SHORT PROBLEM: Quote the lines below word for word, from the line with "chevron-right-icon <box>329 182 337 196</box>" through the line with "status-time: 09:55 <box>18 9 57 24</box>".

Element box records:
──────────────────────────────

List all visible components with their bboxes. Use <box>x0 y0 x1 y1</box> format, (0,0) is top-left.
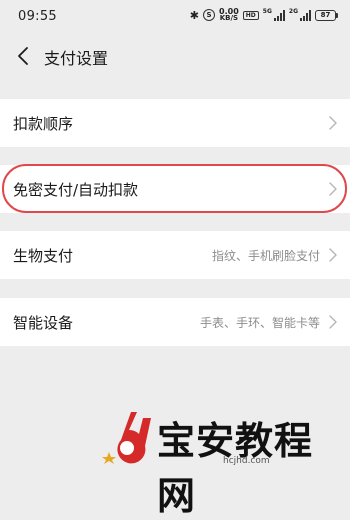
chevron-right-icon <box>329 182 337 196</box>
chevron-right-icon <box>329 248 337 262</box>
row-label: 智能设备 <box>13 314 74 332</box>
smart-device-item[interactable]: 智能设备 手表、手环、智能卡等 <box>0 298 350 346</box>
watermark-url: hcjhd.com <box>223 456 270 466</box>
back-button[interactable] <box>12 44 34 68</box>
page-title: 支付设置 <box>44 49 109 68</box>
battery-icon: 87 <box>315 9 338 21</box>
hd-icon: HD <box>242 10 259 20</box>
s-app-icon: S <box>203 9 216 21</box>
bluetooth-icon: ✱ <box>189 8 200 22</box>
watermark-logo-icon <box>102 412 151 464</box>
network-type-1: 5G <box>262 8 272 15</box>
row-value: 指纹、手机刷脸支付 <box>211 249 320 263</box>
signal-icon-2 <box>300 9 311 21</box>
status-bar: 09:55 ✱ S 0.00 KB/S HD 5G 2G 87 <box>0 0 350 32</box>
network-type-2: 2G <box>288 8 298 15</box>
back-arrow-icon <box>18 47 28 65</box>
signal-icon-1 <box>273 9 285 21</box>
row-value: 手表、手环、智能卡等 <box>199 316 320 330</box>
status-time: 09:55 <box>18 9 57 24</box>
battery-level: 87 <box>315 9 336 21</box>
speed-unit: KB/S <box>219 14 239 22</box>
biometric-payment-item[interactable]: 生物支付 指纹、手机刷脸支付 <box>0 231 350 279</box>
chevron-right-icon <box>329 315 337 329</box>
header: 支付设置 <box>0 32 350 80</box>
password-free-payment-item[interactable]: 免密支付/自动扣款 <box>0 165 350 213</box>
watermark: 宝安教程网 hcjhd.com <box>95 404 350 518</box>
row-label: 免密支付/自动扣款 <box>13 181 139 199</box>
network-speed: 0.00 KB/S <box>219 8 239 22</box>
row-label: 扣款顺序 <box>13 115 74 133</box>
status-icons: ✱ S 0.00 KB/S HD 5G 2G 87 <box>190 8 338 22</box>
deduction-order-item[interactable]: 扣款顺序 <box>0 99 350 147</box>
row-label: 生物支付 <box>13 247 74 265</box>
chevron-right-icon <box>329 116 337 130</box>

──────────────────────────────

TASK RESULT:
chevron-right-icon <box>329 182 337 196</box>
chevron-right-icon <box>329 248 337 262</box>
row-label: 智能设备 <box>13 314 74 332</box>
smart-device-item[interactable]: 智能设备 手表、手环、智能卡等 <box>0 298 350 346</box>
watermark-url: hcjhd.com <box>223 456 270 466</box>
back-button[interactable] <box>12 44 34 68</box>
page-title: 支付设置 <box>44 49 109 68</box>
battery-icon: 87 <box>315 9 338 21</box>
hd-icon: HD <box>242 10 259 20</box>
s-app-icon: S <box>203 9 216 21</box>
bluetooth-icon: ✱ <box>189 8 200 22</box>
watermark-logo-icon <box>102 412 151 464</box>
network-type-1: 5G <box>262 8 272 15</box>
row-value: 指纹、手机刷脸支付 <box>211 249 320 263</box>
signal-icon-2 <box>300 9 311 21</box>
status-bar: 09:55 ✱ S 0.00 KB/S HD 5G 2G 87 <box>0 0 350 32</box>
network-type-2: 2G <box>288 8 298 15</box>
back-arrow-icon <box>18 47 28 65</box>
signal-icon-1 <box>273 9 285 21</box>
row-value: 手表、手环、智能卡等 <box>199 316 320 330</box>
status-time: 09:55 <box>18 9 57 24</box>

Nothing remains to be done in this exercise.